** Begin **

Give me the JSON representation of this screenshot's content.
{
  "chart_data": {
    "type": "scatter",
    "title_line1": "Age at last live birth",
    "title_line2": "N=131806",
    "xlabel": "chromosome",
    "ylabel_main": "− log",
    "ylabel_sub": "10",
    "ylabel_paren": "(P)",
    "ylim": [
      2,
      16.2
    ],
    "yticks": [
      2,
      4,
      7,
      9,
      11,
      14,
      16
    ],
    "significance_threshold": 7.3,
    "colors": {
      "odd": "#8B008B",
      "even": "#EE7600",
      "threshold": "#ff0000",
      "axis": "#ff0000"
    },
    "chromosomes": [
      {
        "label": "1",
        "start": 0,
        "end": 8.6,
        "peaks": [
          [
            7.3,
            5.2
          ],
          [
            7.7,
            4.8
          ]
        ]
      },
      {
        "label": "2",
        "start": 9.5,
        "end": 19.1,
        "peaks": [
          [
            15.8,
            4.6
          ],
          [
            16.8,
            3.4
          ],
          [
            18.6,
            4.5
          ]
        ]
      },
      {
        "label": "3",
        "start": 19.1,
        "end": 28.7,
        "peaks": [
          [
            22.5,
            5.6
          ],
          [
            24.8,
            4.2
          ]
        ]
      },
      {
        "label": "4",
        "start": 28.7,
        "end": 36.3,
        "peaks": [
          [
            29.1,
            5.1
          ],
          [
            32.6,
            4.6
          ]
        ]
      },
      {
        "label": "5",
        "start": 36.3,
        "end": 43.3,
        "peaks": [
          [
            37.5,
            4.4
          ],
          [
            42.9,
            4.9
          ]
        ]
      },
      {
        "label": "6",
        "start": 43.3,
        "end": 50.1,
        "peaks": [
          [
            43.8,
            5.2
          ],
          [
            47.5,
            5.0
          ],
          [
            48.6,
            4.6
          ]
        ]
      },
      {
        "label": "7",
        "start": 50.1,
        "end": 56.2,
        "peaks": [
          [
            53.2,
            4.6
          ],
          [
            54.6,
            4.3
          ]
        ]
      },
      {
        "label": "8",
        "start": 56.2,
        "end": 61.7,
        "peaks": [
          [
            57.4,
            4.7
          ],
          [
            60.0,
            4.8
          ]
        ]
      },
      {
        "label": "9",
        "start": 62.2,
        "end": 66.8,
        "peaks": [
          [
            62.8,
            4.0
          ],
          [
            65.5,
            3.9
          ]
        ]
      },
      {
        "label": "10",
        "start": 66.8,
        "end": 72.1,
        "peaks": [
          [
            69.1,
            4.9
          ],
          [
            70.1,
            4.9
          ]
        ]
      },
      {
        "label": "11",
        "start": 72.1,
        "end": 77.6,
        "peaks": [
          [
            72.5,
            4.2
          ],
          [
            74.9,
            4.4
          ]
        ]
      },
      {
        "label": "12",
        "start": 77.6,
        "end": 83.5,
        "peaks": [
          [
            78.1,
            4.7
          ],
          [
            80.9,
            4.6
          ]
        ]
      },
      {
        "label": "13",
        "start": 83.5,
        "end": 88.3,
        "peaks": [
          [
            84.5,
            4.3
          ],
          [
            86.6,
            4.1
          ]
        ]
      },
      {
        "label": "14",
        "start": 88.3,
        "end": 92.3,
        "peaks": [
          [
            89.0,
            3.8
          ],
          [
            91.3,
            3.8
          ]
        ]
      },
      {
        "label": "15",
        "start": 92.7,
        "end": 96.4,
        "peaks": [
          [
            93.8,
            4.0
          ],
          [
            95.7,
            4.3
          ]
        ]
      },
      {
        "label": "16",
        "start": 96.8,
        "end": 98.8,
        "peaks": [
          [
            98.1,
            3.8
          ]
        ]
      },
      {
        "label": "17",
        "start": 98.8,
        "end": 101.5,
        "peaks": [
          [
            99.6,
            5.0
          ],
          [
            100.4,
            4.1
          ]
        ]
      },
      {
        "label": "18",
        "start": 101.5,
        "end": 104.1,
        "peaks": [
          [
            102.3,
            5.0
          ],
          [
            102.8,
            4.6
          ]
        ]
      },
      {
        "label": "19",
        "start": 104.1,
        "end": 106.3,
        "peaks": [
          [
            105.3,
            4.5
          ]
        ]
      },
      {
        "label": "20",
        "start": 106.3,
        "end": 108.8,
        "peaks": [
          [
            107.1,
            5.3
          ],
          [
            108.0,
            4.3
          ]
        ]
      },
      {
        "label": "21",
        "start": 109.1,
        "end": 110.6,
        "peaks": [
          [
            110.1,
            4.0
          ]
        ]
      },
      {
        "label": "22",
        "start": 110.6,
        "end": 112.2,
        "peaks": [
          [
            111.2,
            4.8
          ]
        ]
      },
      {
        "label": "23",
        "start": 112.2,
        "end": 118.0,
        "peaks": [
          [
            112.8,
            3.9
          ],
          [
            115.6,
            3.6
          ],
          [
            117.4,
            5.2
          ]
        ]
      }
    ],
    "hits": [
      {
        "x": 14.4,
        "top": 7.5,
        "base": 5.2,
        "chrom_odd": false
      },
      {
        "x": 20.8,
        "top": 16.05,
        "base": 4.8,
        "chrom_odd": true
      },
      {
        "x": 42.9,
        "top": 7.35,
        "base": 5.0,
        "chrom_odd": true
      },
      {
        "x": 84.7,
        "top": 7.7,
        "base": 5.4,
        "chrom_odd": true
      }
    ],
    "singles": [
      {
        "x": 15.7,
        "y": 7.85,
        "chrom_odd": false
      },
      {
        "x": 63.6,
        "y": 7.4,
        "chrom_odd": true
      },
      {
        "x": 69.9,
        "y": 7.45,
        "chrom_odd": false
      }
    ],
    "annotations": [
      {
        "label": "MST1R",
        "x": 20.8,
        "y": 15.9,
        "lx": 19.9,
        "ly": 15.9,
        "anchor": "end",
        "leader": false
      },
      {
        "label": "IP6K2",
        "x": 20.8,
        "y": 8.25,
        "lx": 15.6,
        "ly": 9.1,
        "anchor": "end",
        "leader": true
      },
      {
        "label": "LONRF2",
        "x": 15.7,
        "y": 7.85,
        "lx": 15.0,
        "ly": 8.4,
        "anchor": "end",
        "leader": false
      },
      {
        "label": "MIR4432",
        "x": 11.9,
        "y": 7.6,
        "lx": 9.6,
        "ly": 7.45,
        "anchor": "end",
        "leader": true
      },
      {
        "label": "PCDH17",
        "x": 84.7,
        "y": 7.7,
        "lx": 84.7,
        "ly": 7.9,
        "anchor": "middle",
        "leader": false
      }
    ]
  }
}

** End **

=== Do this ===
Exactly as written above, please repeat the entries.

=== Answer to the exercise ===
Give me the JSON representation of this screenshot's content.
{
  "chart_data": {
    "type": "scatter",
    "title_line1": "Age at last live birth",
    "title_line2": "N=131806",
    "xlabel": "chromosome",
    "ylabel_main": "− log",
    "ylabel_sub": "10",
    "ylabel_paren": "(P)",
    "ylim": [
      2,
      16.2
    ],
    "yticks": [
      2,
      4,
      7,
      9,
      11,
      14,
      16
    ],
    "significance_threshold": 7.3,
    "colors": {
      "odd": "#8B008B",
      "even": "#EE7600",
      "threshold": "#ff0000",
      "axis": "#ff0000"
    },
    "chromosomes": [
      {
        "label": "1",
        "start": 0,
        "end": 8.6,
        "peaks": [
          [
            7.3,
            5.2
          ],
          [
            7.7,
            4.8
          ]
        ]
      },
      {
        "label": "2",
        "start": 9.5,
        "end": 19.1,
        "peaks": [
          [
            15.8,
            4.6
          ],
          [
            16.8,
            3.4
          ],
          [
            18.6,
            4.5
          ]
        ]
      },
      {
        "label": "3",
        "start": 19.1,
        "end": 28.7,
        "peaks": [
          [
            22.5,
            5.6
          ],
          [
            24.8,
            4.2
          ]
        ]
      },
      {
        "label": "4",
        "start": 28.7,
        "end": 36.3,
        "peaks": [
          [
            29.1,
            5.1
          ],
          [
            32.6,
            4.6
          ]
        ]
      },
      {
        "label": "5",
        "start": 36.3,
        "end": 43.3,
        "peaks": [
          [
            37.5,
            4.4
          ],
          [
            42.9,
            4.9
          ]
        ]
      },
      {
        "label": "6",
        "start": 43.3,
        "end": 50.1,
        "peaks": [
          [
            43.8,
            5.2
          ],
          [
            47.5,
            5.0
          ],
          [
            48.6,
            4.6
          ]
        ]
      },
      {
        "label": "7",
        "start": 50.1,
        "end": 56.2,
        "peaks": [
          [
            53.2,
            4.6
          ],
          [
            54.6,
            4.3
          ]
        ]
      },
      {
        "label": "8",
        "start": 56.2,
        "end": 61.7,
        "peaks": [
          [
            57.4,
            4.7
          ],
          [
            60.0,
            4.8
          ]
        ]
      },
      {
        "label": "9",
        "start": 62.2,
        "end": 66.8,
        "peaks": [
          [
            62.8,
            4.0
          ],
          [
            65.5,
            3.9
          ]
        ]
      },
      {
        "label": "10",
        "start": 66.8,
        "end": 72.1,
        "peaks": [
          [
            69.1,
            4.9
          ],
          [
            70.1,
            4.9
          ]
        ]
      },
      {
        "label": "11",
        "start": 72.1,
        "end": 77.6,
        "peaks": [
          [
            72.5,
            4.2
          ],
          [
            74.9,
            4.4
          ]
        ]
      },
      {
        "label": "12",
        "start": 77.6,
        "end": 83.5,
        "peaks": [
          [
            78.1,
            4.7
          ],
          [
            80.9,
            4.6
          ]
        ]
      },
      {
        "label": "13",
        "start": 83.5,
        "end": 88.3,
        "peaks": [
          [
            84.5,
            4.3
          ],
          [
            86.6,
            4.1
          ]
        ]
      },
      {
        "label": "14",
        "start": 88.3,
        "end": 92.3,
        "peaks": [
          [
            89.0,
            3.8
          ],
          [
            91.3,
            3.8
          ]
        ]
      },
      {
        "label": "15",
        "start": 92.7,
        "end": 96.4,
        "peaks": [
          [
            93.8,
            4.0
          ],
          [
            95.7,
            4.3
          ]
        ]
      },
      {
        "label": "16",
        "start": 96.8,
        "end": 98.8,
        "peaks": [
          [
            98.1,
            3.8
          ]
        ]
      },
      {
        "label": "17",
        "start": 98.8,
        "end": 101.5,
        "peaks": [
          [
            99.6,
            5.0
          ],
          [
            100.4,
            4.1
          ]
        ]
      },
      {
        "label": "18",
        "start": 101.5,
        "end": 104.1,
        "peaks": [
          [
            102.3,
            5.0
          ],
          [
            102.8,
            4.6
          ]
        ]
      },
      {
        "label": "19",
        "start": 104.1,
        "end": 106.3,
        "peaks": [
          [
            105.3,
            4.5
          ]
        ]
      },
      {
        "label": "20",
        "start": 106.3,
        "end": 108.8,
        "peaks": [
          [
            107.1,
            5.3
          ],
          [
            108.0,
            4.3
          ]
        ]
      },
      {
        "label": "21",
        "start": 109.1,
        "end": 110.6,
        "peaks": [
          [
            110.1,
            4.0
          ]
        ]
      },
      {
        "label": "22",
        "start": 110.6,
        "end": 112.2,
        "peaks": [
          [
            111.2,
            4.8
          ]
        ]
      },
      {
        "label": "23",
        "start": 112.2,
        "end": 118.0,
        "peaks": [
          [
            112.8,
            3.9
          ],
          [
            115.6,
            3.6
          ],
          [
            117.4,
            5.2
          ]
        ]
      }
    ],
    "hits": [
      {
        "x": 14.4,
        "top": 7.5,
        "base": 5.2,
        "chrom_odd": false
      },
      {
        "x": 20.8,
        "top": 16.05,
        "base": 4.8,
        "chrom_odd": true
      },
      {
        "x": 42.9,
        "top": 7.35,
        "base": 5.0,
        "chrom_odd": true
      },
      {
        "x": 84.7,
        "top": 7.7,
        "base": 5.4,
        "chrom_odd": true
      }
    ],
    "singles": [
      {
        "x": 15.7,
        "y": 7.85,
        "chrom_odd": false
      },
      {
        "x": 63.6,
        "y": 7.4,
        "chrom_odd": true
      },
      {
        "x": 69.9,
        "y": 7.45,
        "chrom_odd": false
      }
    ],
    "annotations": [
      {
        "label": "MST1R",
        "x": 20.8,
        "y": 15.9,
        "lx": 19.9,
        "ly": 15.9,
        "anchor": "end",
        "leader": false
      },
      {
        "label": "IP6K2",
        "x": 20.8,
        "y": 8.25,
        "lx": 15.6,
        "ly": 9.1,
        "anchor": "end",
        "leader": true
      },
      {
        "label": "LONRF2",
        "x": 15.7,
        "y": 7.85,
        "lx": 15.0,
        "ly": 8.4,
        "anchor": "end",
        "leader": false
      },
      {
        "label": "MIR4432",
        "x": 11.9,
        "y": 7.6,
        "lx": 9.6,
        "ly": 7.45,
        "anchor": "end",
        "leader": true
      },
      {
        "label": "PCDH17",
        "x": 84.7,
        "y": 7.7,
        "lx": 84.7,
        "ly": 7.9,
        "anchor": "middle",
        "leader": false
      }
    ]
  }
}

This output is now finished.